▶ _Do this_
In the data below, find every line with the string "level" and pull it out.

─── Supplied data

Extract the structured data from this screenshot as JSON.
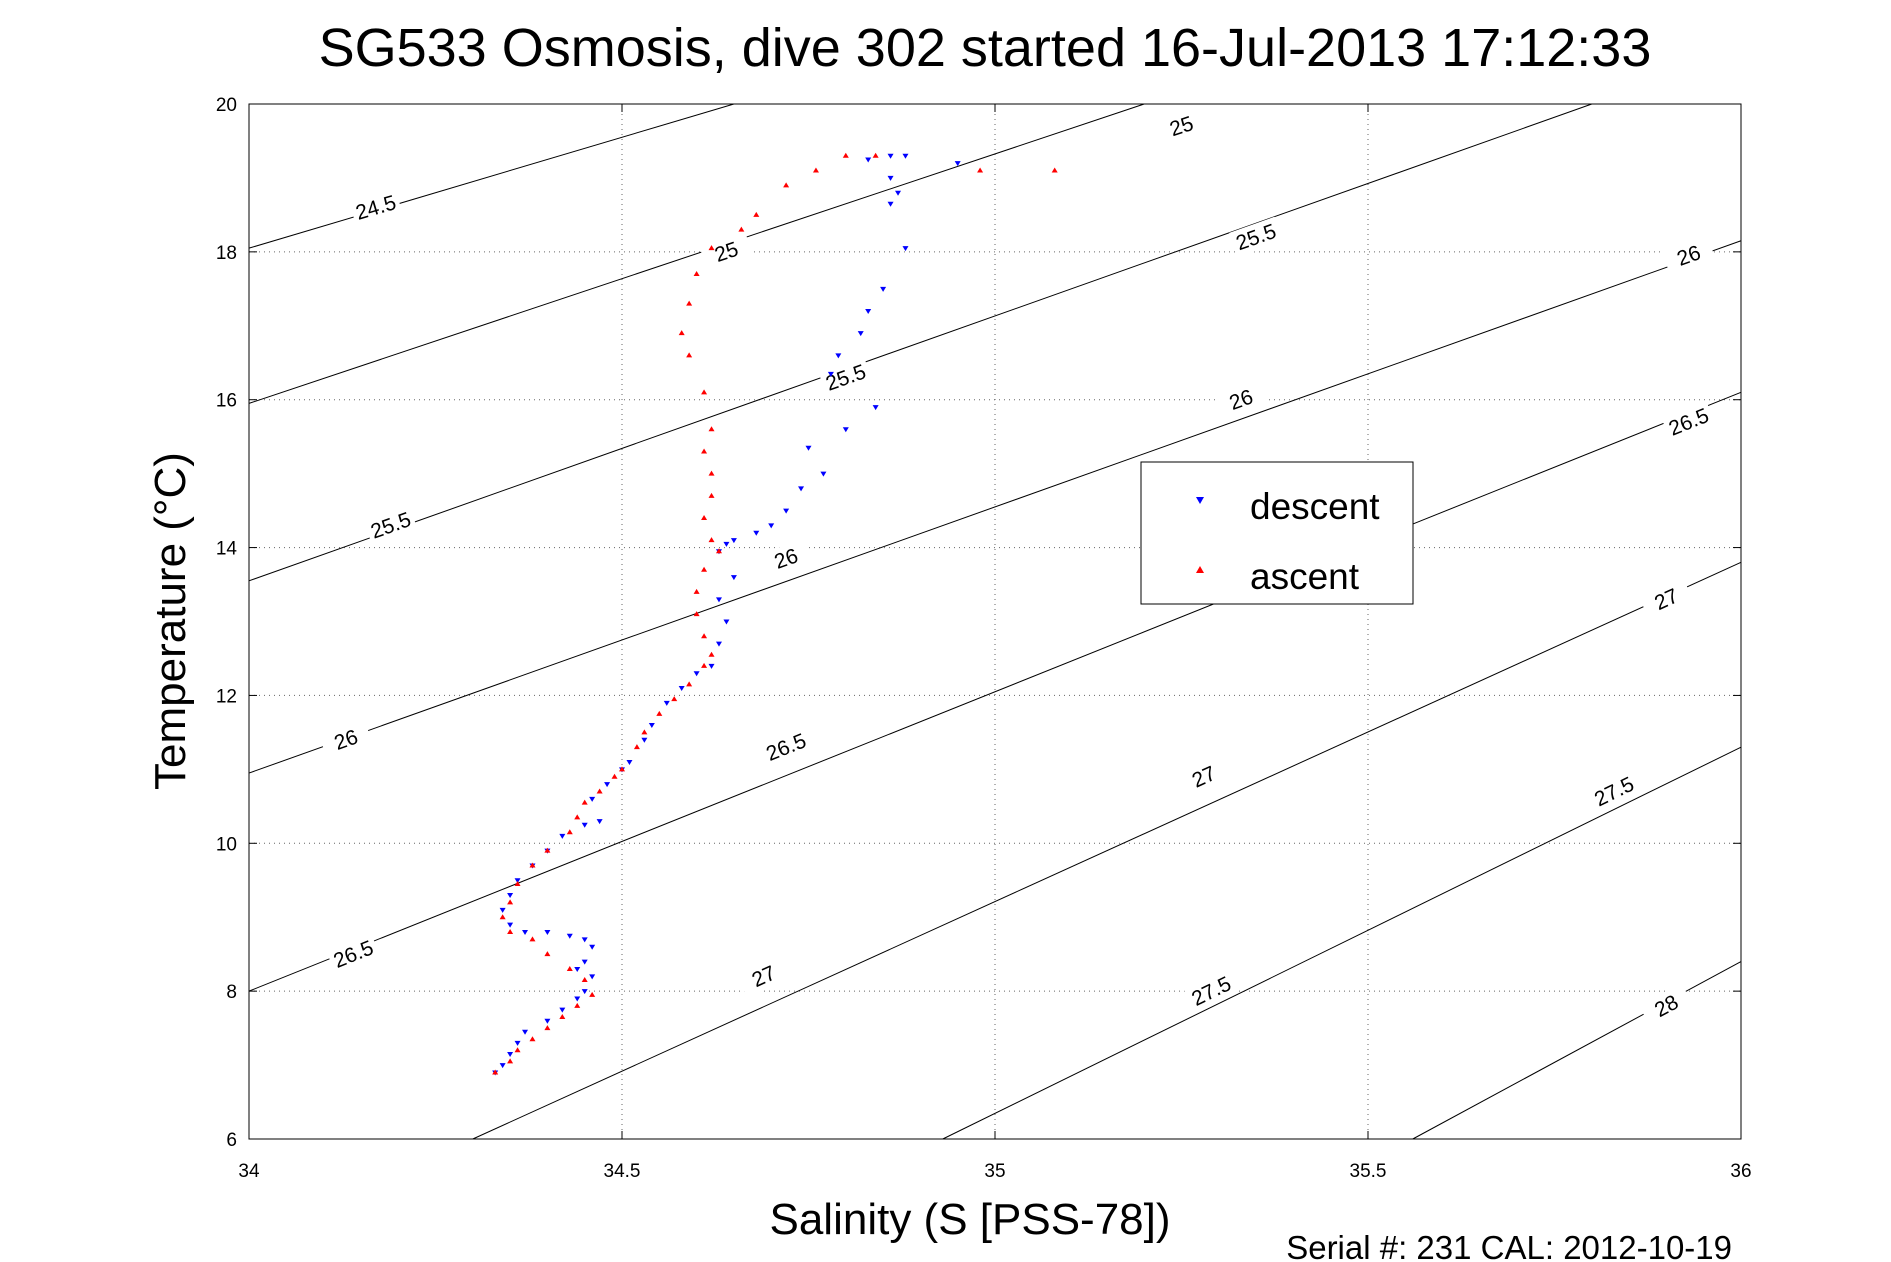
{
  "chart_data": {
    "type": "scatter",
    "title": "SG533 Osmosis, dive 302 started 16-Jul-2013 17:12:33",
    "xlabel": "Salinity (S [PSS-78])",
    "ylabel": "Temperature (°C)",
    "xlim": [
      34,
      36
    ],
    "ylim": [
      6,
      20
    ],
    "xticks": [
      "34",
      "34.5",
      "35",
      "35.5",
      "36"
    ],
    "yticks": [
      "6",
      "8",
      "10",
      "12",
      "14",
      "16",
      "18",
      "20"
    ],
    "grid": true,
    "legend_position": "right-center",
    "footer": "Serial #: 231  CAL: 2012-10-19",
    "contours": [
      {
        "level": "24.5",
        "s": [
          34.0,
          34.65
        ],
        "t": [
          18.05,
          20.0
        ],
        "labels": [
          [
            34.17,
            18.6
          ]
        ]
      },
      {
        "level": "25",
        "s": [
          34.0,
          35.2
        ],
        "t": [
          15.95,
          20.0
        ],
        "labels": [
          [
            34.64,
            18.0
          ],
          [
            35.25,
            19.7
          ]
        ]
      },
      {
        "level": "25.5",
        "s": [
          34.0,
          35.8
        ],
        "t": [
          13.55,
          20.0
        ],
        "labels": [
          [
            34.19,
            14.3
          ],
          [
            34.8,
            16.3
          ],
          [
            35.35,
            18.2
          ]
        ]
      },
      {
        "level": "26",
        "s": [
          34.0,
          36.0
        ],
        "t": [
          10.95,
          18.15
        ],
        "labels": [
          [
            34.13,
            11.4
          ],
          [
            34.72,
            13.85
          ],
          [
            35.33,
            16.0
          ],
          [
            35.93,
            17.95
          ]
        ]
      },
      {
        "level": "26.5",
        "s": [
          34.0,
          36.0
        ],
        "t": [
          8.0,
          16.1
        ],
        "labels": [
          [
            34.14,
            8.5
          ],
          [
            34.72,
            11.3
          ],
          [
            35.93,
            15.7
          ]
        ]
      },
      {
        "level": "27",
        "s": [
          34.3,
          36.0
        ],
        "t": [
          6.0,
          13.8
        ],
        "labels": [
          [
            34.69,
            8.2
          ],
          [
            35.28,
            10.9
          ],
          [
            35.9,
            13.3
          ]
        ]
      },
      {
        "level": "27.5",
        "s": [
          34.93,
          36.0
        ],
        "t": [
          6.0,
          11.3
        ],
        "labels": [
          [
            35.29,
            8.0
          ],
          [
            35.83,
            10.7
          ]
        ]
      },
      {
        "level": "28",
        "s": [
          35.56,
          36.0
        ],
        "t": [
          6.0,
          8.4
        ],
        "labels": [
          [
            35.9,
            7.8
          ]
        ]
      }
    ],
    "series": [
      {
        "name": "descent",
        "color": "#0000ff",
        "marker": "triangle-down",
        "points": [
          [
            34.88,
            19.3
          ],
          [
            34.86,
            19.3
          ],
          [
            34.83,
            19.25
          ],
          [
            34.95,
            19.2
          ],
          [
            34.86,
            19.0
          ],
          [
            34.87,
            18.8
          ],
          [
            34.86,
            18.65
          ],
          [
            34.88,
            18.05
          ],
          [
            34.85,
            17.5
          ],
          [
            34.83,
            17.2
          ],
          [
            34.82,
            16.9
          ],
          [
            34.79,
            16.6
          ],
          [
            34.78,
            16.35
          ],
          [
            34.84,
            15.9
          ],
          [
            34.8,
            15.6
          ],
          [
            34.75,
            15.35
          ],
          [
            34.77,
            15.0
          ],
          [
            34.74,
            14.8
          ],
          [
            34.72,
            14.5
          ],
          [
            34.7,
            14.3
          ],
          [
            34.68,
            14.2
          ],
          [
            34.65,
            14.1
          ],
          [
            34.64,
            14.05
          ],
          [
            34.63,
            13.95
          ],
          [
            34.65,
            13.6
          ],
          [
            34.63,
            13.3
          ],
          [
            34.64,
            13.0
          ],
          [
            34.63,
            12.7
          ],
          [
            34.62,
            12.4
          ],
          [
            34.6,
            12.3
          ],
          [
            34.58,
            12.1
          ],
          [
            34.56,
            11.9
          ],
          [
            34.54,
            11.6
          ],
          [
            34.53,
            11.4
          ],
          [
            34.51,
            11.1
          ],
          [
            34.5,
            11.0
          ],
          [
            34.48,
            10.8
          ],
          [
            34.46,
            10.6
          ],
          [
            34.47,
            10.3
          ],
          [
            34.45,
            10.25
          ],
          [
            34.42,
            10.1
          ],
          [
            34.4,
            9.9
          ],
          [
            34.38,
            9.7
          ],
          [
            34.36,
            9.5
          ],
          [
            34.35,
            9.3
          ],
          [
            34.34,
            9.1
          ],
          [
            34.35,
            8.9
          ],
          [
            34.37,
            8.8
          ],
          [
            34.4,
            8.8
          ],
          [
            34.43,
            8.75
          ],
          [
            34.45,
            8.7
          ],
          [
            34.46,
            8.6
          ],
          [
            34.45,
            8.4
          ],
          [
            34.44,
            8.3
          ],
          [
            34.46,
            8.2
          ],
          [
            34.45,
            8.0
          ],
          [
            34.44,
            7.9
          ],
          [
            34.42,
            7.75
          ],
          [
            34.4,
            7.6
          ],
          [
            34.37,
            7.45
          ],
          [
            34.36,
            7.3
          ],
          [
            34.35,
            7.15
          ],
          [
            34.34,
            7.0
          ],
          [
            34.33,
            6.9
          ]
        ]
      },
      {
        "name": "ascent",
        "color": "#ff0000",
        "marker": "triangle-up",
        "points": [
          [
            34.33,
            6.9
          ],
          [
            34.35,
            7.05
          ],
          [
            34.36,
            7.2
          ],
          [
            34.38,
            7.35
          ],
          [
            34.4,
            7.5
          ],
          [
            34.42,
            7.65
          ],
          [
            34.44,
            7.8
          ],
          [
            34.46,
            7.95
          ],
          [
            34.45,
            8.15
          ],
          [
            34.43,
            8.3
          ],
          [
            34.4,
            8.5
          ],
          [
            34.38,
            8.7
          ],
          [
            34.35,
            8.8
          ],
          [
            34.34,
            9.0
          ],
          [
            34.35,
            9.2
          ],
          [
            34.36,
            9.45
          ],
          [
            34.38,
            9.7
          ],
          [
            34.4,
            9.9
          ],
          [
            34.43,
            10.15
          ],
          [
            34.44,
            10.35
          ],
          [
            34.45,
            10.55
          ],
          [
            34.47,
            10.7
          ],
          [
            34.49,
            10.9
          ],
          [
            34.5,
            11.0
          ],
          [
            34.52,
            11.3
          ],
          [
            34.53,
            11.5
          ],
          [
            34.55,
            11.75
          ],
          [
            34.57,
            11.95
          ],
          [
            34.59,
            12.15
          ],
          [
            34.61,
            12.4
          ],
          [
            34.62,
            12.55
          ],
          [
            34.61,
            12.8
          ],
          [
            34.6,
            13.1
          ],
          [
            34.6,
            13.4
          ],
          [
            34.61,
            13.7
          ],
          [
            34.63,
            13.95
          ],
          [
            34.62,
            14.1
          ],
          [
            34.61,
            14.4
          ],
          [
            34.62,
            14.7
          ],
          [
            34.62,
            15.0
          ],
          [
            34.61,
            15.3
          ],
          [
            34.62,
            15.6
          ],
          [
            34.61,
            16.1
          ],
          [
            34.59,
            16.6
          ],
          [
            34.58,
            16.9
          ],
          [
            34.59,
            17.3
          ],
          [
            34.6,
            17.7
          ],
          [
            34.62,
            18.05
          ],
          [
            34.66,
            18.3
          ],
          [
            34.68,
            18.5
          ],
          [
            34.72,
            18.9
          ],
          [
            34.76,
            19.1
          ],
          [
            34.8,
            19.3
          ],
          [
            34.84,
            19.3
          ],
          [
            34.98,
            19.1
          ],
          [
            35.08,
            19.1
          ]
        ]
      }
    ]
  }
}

──────

▶ _Full solution_
        "level": "24.5",
        "level": "25",
        "level": "25.5",
        "level": "26",
        "level": "26.5",
        "level": "27",
        "level": "27.5",
        "level": "28",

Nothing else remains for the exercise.